**Task requirements:**
From the listing that follows, extract every line and set it down unaltered.

**Information supplied:**
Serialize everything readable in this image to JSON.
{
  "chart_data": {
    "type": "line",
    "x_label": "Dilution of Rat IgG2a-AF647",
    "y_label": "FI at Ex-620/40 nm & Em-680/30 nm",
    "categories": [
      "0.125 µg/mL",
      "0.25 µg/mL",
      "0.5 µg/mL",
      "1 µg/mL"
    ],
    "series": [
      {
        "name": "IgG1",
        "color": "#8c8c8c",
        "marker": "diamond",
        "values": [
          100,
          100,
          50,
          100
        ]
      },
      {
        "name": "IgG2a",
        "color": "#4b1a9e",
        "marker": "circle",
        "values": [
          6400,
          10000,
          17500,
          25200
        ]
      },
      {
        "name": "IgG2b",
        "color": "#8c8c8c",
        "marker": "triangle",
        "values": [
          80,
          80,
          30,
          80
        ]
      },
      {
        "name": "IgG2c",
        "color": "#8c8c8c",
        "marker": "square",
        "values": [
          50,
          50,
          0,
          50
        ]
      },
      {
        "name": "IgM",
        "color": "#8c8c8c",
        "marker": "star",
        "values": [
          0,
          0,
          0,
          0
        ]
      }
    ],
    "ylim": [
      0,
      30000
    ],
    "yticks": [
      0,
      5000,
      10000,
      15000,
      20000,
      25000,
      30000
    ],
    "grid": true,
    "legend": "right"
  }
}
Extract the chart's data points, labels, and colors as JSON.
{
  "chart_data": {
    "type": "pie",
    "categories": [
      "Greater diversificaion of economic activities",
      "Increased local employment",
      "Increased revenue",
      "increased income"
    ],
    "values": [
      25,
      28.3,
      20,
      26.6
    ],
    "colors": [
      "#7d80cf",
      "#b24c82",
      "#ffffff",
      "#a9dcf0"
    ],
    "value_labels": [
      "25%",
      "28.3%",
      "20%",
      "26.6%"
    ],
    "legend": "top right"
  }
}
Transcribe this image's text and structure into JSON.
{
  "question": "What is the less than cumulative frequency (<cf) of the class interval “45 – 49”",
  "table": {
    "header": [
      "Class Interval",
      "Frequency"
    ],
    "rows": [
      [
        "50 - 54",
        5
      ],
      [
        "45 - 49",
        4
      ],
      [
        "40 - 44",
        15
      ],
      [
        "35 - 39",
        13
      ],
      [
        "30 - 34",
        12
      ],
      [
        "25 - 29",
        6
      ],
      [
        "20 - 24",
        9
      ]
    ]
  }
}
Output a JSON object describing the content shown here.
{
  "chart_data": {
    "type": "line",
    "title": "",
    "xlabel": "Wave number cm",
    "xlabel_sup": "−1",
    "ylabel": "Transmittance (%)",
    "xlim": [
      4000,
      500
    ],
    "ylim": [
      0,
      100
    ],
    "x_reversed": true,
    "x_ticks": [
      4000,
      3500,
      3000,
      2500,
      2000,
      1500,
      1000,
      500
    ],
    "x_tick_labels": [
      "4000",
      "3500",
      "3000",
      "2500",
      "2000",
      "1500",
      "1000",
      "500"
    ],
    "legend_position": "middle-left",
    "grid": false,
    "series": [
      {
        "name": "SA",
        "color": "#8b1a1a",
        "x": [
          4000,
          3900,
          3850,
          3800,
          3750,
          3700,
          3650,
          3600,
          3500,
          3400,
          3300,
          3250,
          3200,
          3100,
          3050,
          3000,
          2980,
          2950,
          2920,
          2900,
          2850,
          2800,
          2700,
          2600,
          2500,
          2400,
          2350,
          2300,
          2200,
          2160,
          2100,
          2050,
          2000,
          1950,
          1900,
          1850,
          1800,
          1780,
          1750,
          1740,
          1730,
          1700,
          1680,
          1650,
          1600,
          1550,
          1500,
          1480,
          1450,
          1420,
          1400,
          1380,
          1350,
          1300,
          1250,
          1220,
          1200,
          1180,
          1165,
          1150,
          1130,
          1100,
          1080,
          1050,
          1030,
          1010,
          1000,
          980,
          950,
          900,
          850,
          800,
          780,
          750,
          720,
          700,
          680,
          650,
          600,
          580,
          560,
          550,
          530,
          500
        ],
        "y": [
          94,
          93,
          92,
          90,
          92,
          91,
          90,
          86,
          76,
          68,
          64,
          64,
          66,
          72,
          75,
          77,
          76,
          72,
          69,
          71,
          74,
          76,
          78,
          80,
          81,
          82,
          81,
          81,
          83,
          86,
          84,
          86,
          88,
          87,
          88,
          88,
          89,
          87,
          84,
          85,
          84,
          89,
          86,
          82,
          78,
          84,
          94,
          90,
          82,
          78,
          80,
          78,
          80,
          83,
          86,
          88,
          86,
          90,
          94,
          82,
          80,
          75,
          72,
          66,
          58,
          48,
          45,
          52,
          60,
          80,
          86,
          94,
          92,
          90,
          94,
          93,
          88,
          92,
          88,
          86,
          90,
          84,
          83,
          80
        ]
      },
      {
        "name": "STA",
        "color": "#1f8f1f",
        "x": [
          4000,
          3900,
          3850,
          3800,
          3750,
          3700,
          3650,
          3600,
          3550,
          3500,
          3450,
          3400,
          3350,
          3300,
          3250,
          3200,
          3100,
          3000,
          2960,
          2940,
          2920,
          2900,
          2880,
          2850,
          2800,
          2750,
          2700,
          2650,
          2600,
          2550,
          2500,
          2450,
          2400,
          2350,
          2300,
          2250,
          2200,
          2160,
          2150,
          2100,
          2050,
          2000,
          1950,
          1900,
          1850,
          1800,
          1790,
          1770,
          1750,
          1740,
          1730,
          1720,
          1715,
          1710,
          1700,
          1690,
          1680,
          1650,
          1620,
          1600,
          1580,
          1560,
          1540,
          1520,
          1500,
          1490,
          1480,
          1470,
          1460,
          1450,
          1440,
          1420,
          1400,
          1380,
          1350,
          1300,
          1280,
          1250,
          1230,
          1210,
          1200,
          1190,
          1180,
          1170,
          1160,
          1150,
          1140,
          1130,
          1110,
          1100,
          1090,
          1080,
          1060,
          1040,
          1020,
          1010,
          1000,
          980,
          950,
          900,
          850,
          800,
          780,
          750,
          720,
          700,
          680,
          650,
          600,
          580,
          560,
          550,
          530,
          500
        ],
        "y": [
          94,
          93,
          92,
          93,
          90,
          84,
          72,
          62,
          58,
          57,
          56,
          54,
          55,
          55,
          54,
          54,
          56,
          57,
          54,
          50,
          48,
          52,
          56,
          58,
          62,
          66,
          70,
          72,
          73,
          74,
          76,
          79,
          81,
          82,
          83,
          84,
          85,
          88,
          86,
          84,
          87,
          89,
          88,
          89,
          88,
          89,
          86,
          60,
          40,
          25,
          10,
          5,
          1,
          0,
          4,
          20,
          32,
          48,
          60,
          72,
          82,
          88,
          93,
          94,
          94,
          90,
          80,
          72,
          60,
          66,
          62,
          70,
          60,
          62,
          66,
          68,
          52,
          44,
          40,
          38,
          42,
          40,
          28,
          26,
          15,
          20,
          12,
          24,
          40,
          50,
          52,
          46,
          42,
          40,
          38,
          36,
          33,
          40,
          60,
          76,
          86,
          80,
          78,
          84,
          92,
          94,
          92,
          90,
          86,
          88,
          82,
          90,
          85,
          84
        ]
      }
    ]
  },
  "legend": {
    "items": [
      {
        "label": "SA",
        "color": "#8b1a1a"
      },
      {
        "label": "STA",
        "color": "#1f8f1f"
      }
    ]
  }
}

**Correct output:**
Serialize everything readable in this image to JSON.
{
  "chart_data": {
    "type": "line",
    "x_label": "Dilution of Rat IgG2a-AF647",
    "y_label": "FI at Ex-620/40 nm & Em-680/30 nm",
    "categories": [
      "0.125 µg/mL",
      "0.25 µg/mL",
      "0.5 µg/mL",
      "1 µg/mL"
    ],
    "series": [
      {
        "name": "IgG1",
        "color": "#8c8c8c",
        "marker": "diamond",
        "values": [
          100,
          100,
          50,
          100
        ]
      },
      {
        "name": "IgG2a",
        "color": "#4b1a9e",
        "marker": "circle",
        "values": [
          6400,
          10000,
          17500,
          25200
        ]
      },
      {
        "name": "IgG2b",
        "color": "#8c8c8c",
        "marker": "triangle",
        "values": [
          80,
          80,
          30,
          80
        ]
      },
      {
        "name": "IgG2c",
        "color": "#8c8c8c",
        "marker": "square",
        "values": [
          50,
          50,
          0,
          50
        ]
      },
      {
        "name": "IgM",
        "color": "#8c8c8c",
        "marker": "star",
        "values": [
          0,
          0,
          0,
          0
        ]
      }
    ],
    "ylim": [
      0,
      30000
    ],
    "yticks": [
      0,
      5000,
      10000,
      15000,
      20000,
      25000,
      30000
    ],
    "grid": true,
    "legend": "right"
  }
}
Extract the chart's data points, labels, and colors as JSON.
{
  "chart_data": {
    "type": "pie",
    "categories": [
      "Greater diversificaion of economic activities",
      "Increased local employment",
      "Increased revenue",
      "increased income"
    ],
    "values": [
      25,
      28.3,
      20,
      26.6
    ],
    "colors": [
      "#7d80cf",
      "#b24c82",
      "#ffffff",
      "#a9dcf0"
    ],
    "value_labels": [
      "25%",
      "28.3%",
      "20%",
      "26.6%"
    ],
    "legend": "top right"
  }
}
Transcribe this image's text and structure into JSON.
{
  "question": "What is the less than cumulative frequency (<cf) of the class interval “45 – 49”",
  "table": {
    "header": [
      "Class Interval",
      "Frequency"
    ],
    "rows": [
      [
        "50 - 54",
        5
      ],
      [
        "45 - 49",
        4
      ],
      [
        "40 - 44",
        15
      ],
      [
        "35 - 39",
        13
      ],
      [
        "30 - 34",
        12
      ],
      [
        "25 - 29",
        6
      ],
      [
        "20 - 24",
        9
      ]
    ]
  }
}
Output a JSON object describing the content shown here.
{
  "chart_data": {
    "type": "line",
    "title": "",
    "xlabel": "Wave number cm",
    "xlabel_sup": "−1",
    "ylabel": "Transmittance (%)",
    "xlim": [
      4000,
      500
    ],
    "ylim": [
      0,
      100
    ],
    "x_reversed": true,
    "x_ticks": [
      4000,
      3500,
      3000,
      2500,
      2000,
      1500,
      1000,
      500
    ],
    "x_tick_labels": [
      "4000",
      "3500",
      "3000",
      "2500",
      "2000",
      "1500",
      "1000",
      "500"
    ],
    "legend_position": "middle-left",
    "grid": false,
    "series": [
      {
        "name": "SA",
        "color": "#8b1a1a",
        "x": [
          4000,
          3900,
          3850,
          3800,
          3750,
          3700,
          3650,
          3600,
          3500,
          3400,
          3300,
          3250,
          3200,
          3100,
          3050,
          3000,
          2980,
          2950,
          2920,
          2900,
          2850,
          2800,
          2700,
          2600,
          2500,
          2400,
          2350,
          2300,
          2200,
          2160,
          2100,
          2050,
          2000,
          1950,
          1900,
          1850,
          1800,
          1780,
          1750,
          1740,
          1730,
          1700,
          1680,
          1650,
          1600,
          1550,
          1500,
          1480,
          1450,
          1420,
          1400,
          1380,
          1350,
          1300,
          1250,
          1220,
          1200,
          1180,
          1165,
          1150,
          1130,
          1100,
          1080,
          1050,
          1030,
          1010,
          1000,
          980,
          950,
          900,
          850,
          800,
          780,
          750,
          720,
          700,
          680,
          650,
          600,
          580,
          560,
          550,
          530,
          500
        ],
        "y": [
          94,
          93,
          92,
          90,
          92,
          91,
          90,
          86,
          76,
          68,
          64,
          64,
          66,
          72,
          75,
          77,
          76,
          72,
          69,
          71,
          74,
          76,
          78,
          80,
          81,
          82,
          81,
          81,
          83,
          86,
          84,
          86,
          88,
          87,
          88,
          88,
          89,
          87,
          84,
          85,
          84,
          89,
          86,
          82,
          78,
          84,
          94,
          90,
          82,
          78,
          80,
          78,
          80,
          83,
          86,
          88,
          86,
          90,
          94,
          82,
          80,
          75,
          72,
          66,
          58,
          48,
          45,
          52,
          60,
          80,
          86,
          94,
          92,
          90,
          94,
          93,
          88,
          92,
          88,
          86,
          90,
          84,
          83,
          80
        ]
      },
      {
        "name": "STA",
        "color": "#1f8f1f",
        "x": [
          4000,
          3900,
          3850,
          3800,
          3750,
          3700,
          3650,
          3600,
          3550,
          3500,
          3450,
          3400,
          3350,
          3300,
          3250,
          3200,
          3100,
          3000,
          2960,
          2940,
          2920,
          2900,
          2880,
          2850,
          2800,
          2750,
          2700,
          2650,
          2600,
          2550,
          2500,
          2450,
          2400,
          2350,
          2300,
          2250,
          2200,
          2160,
          2150,
          2100,
          2050,
          2000,
          1950,
          1900,
          1850,
          1800,
          1790,
          1770,
          1750,
          1740,
          1730,
          1720,
          1715,
          1710,
          1700,
          1690,
          1680,
          1650,
          1620,
          1600,
          1580,
          1560,
          1540,
          1520,
          1500,
          1490,
          1480,
          1470,
          1460,
          1450,
          1440,
          1420,
          1400,
          1380,
          1350,
          1300,
          1280,
          1250,
          1230,
          1210,
          1200,
          1190,
          1180,
          1170,
          1160,
          1150,
          1140,
          1130,
          1110,
          1100,
          1090,
          1080,
          1060,
          1040,
          1020,
          1010,
          1000,
          980,
          950,
          900,
          850,
          800,
          780,
          750,
          720,
          700,
          680,
          650,
          600,
          580,
          560,
          550,
          530,
          500
        ],
        "y": [
          94,
          93,
          92,
          93,
          90,
          84,
          72,
          62,
          58,
          57,
          56,
          54,
          55,
          55,
          54,
          54,
          56,
          57,
          54,
          50,
          48,
          52,
          56,
          58,
          62,
          66,
          70,
          72,
          73,
          74,
          76,
          79,
          81,
          82,
          83,
          84,
          85,
          88,
          86,
          84,
          87,
          89,
          88,
          89,
          88,
          89,
          86,
          60,
          40,
          25,
          10,
          5,
          1,
          0,
          4,
          20,
          32,
          48,
          60,
          72,
          82,
          88,
          93,
          94,
          94,
          90,
          80,
          72,
          60,
          66,
          62,
          70,
          60,
          62,
          66,
          68,
          52,
          44,
          40,
          38,
          42,
          40,
          28,
          26,
          15,
          20,
          12,
          24,
          40,
          50,
          52,
          46,
          42,
          40,
          38,
          36,
          33,
          40,
          60,
          76,
          86,
          80,
          78,
          84,
          92,
          94,
          92,
          90,
          86,
          88,
          82,
          90,
          85,
          84
        ]
      }
    ]
  },
  "legend": {
    "items": [
      {
        "label": "SA",
        "color": "#8b1a1a"
      },
      {
        "label": "STA",
        "color": "#1f8f1f"
      }
    ]
  }
}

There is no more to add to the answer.